TASK TO COMPLETE: Skip every image and restate the data word for word.

DATASET EXTRACT:
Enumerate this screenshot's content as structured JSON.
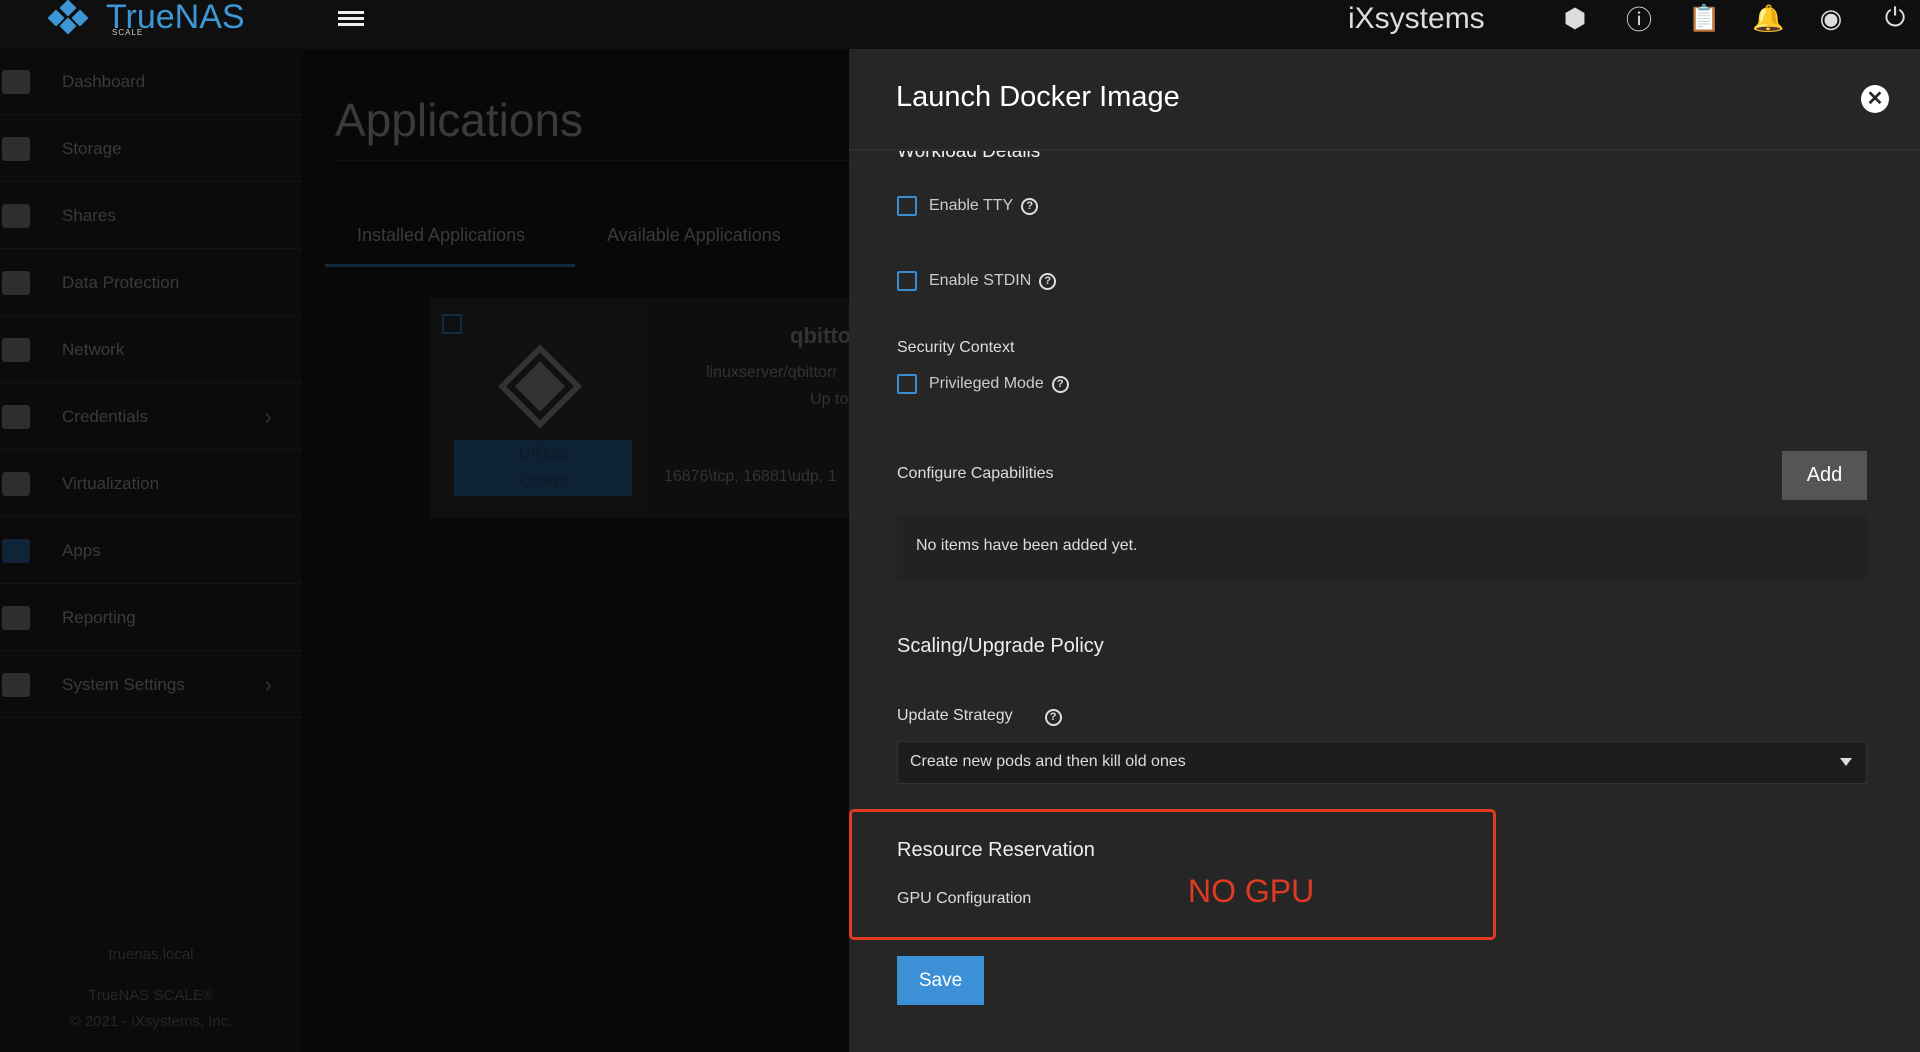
{
  "topbar": {
    "brand": "TrueNAS",
    "brand_sub": "SCALE",
    "vendor": "iXsystems",
    "icons": [
      "truecommand-icon",
      "info-icon",
      "clipboard-icon",
      "bell-icon",
      "account-icon",
      "power-icon"
    ]
  },
  "sidebar": {
    "items": [
      {
        "label": "Dashboard"
      },
      {
        "label": "Storage"
      },
      {
        "label": "Shares"
      },
      {
        "label": "Data Protection"
      },
      {
        "label": "Network"
      },
      {
        "label": "Credentials",
        "chevron": true
      },
      {
        "label": "Virtualization"
      },
      {
        "label": "Apps"
      },
      {
        "label": "Reporting"
      },
      {
        "label": "System Settings",
        "chevron": true
      }
    ],
    "hostname": "truenas.local",
    "product": "TrueNAS SCALE®",
    "copyright": "© 2021 - iXsystems, Inc."
  },
  "main": {
    "title": "Applications",
    "tabs": [
      {
        "label": "Installed Applications",
        "active": true
      },
      {
        "label": "Available Applications"
      }
    ],
    "card": {
      "name": "qbitto",
      "image": "linuxserver/qbittorr",
      "status": "Up to",
      "badge_line1": "Official",
      "badge_line2": "Charts",
      "ports": "16876\\tcp, 16881\\udp, 1"
    }
  },
  "panel": {
    "title": "Launch Docker Image",
    "section_clipped": "Workload Details",
    "enable_tty": "Enable TTY",
    "enable_stdin": "Enable STDIN",
    "security_context": "Security Context",
    "privileged_mode": "Privileged Mode",
    "configure_capabilities": "Configure Capabilities",
    "add_label": "Add",
    "empty_text": "No items have been added yet.",
    "scaling_heading": "Scaling/Upgrade Policy",
    "update_strategy_label": "Update Strategy",
    "update_strategy_value": "Create new pods and then kill old ones",
    "resource_heading": "Resource Reservation",
    "gpu_label": "GPU Configuration",
    "annotation": "NO GPU",
    "save_label": "Save"
  },
  "colors": {
    "accent": "#3c90d6",
    "annotation": "#e03a22",
    "panel_bg": "#262626"
  }
}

SOLUTION FOR THIS TASK:
Enumerate this screenshot's content as structured JSON.
{
  "topbar": {
    "brand": "TrueNAS",
    "brand_sub": "SCALE",
    "vendor": "iXsystems",
    "icons": [
      "truecommand-icon",
      "info-icon",
      "clipboard-icon",
      "bell-icon",
      "account-icon",
      "power-icon"
    ]
  },
  "sidebar": {
    "items": [
      {
        "label": "Dashboard"
      },
      {
        "label": "Storage"
      },
      {
        "label": "Shares"
      },
      {
        "label": "Data Protection"
      },
      {
        "label": "Network"
      },
      {
        "label": "Credentials",
        "chevron": true
      },
      {
        "label": "Virtualization"
      },
      {
        "label": "Apps"
      },
      {
        "label": "Reporting"
      },
      {
        "label": "System Settings",
        "chevron": true
      }
    ],
    "hostname": "truenas.local",
    "product": "TrueNAS SCALE®",
    "copyright": "© 2021 - iXsystems, Inc."
  },
  "main": {
    "title": "Applications",
    "tabs": [
      {
        "label": "Installed Applications",
        "active": true
      },
      {
        "label": "Available Applications"
      }
    ],
    "card": {
      "name": "qbitto",
      "image": "linuxserver/qbittorr",
      "status": "Up to",
      "badge_line1": "Official",
      "badge_line2": "Charts",
      "ports": "16876\\tcp, 16881\\udp, 1"
    }
  },
  "panel": {
    "title": "Launch Docker Image",
    "section_clipped": "Workload Details",
    "enable_tty": "Enable TTY",
    "enable_stdin": "Enable STDIN",
    "security_context": "Security Context",
    "privileged_mode": "Privileged Mode",
    "configure_capabilities": "Configure Capabilities",
    "add_label": "Add",
    "empty_text": "No items have been added yet.",
    "scaling_heading": "Scaling/Upgrade Policy",
    "update_strategy_label": "Update Strategy",
    "update_strategy_value": "Create new pods and then kill old ones",
    "resource_heading": "Resource Reservation",
    "gpu_label": "GPU Configuration",
    "annotation": "NO GPU",
    "save_label": "Save"
  },
  "colors": {
    "accent": "#3c90d6",
    "annotation": "#e03a22",
    "panel_bg": "#262626"
  }
}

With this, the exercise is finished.